Collected data entries

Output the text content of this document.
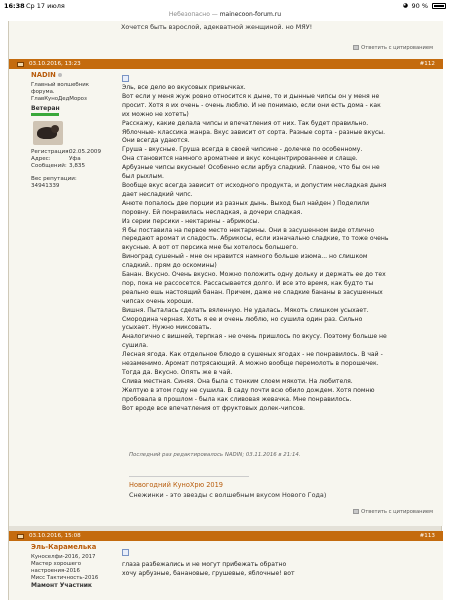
16:38 Ср 17 июля	◕ 90 %
Небезопасно — mainecoon-forum.ru
Хочется быть взрослой, адекватной женщиной. но МЯУ!
Ответить с цитированием
03.10.2016, 13:23	#112
NADIN
Главный волшебник
форума.
ГлавКуноДедМороз
Ветеран
Регистрация:02.05.2009
Адрес:	Уфа
Сообщений: 3,835
Вес репутации:
34941339
Эль, все дело во вкусовых привычках.
Вот если у меня жуж ровно относится к дыне, то и дынные чипсы он у меня не
просит. Хотя я их очень - очень люблю. И не понимаю, если они есть дома - как
их можно не хотеть)
Расскажу, какие делала чипсы и впечатления от них. Так будет правильно.
Яблочные- классика жанра. Вкус зависит от сорта. Разные сорта - разные вкусы.
Они всегда удаются.
Груша - вкусные. Груша всегда в своей чипсине - долечке по особенному.
Она становится намного ароматнее и вкус концентрированнее и слаще.
Арбузные чипсы вкусные! Особенно если арбуз сладкий. Главное, что бы он не
был рыхлым.
Вообще вкус всегда зависит от исходного продукта, и допустим несладкая дыня
дает несладкий чипс.
Анюте попалось две порции из разных дынь. Выход был найден ) Поделили
поровну. Ей понравилась несладкая, а дочери сладкая.
Из серии персики - нектарины - абрикосы.
Я бы поставила на первое место нектарины. Они в засушенном виде отлично
передают аромат и сладость. Абрикосы, если изначально сладкие, то тоже очень
вкусные. А вот от персика мне бы хотелось большего.
Виноград сушеный - мне он нравится намного больше изюма... но слишком
сладкий.. прям до оскомины)
Банан. Вкусно. Очень вкусно. Можно положить одну дольку и держать ее до тех
пор, пока не рассосется. Рассасывается долго. И все это время, как будто ты
реально ешь настоящий банан. Причем, даже не сладкие бананы в засушенных
чипсах очень хороши.
Вишня. Пыталась сделать вяленную. Не удалась. Мякоть слишком усыхает.
Смородина черная. Хоть я ее и очень люблю, но сушила один раз. Сильно
усыхает. Нужно миксовать.
Аналогично с вишней, терпкая - не очень пришлось по вкусу. Поэтому больше не
сушила.
Лесная ягода. Как отдельное блюдо в сушеных ягодах - не понравилось. В чай -
незаменимо. Аромат потрясающий. А можно вообще перемолоть в порошечек.
Тогда да. Вкусно. Опять же в чай.
Слива местная. Синяя. Она была с тонким слоем мякоти. На любителя.
Желтую в этом году не сушила. В саду почти всю обило дождем. Хотя помню
пробовала в прошлом - была как сливовая жевачка. Мне понравилось.
Вот вроде все впечатления от фруктовых долек-чипсов.
Последний раз редактировалось NADIN; 03.11.2016 в 21:14.
Новогодний КуноХрю 2019
Снежинки - это звезды с волшебным вкусом Нового Года)
Ответить с цитированием
03.10.2016, 15:08	#113
Эль-Карамелька
Куноселфи-2016, 2017
Мастер хорошего
настроения-2016
Мисс Тактичность-2016
Мамонт Участник
глаза разбежались и не могут прибежать обратно
хочу арбузные, банановые, грушевые, яблочные! вот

__The exercise__.
Count the lines in which the string "люблю" appears, then report only that figure.

__Result for this task__.
2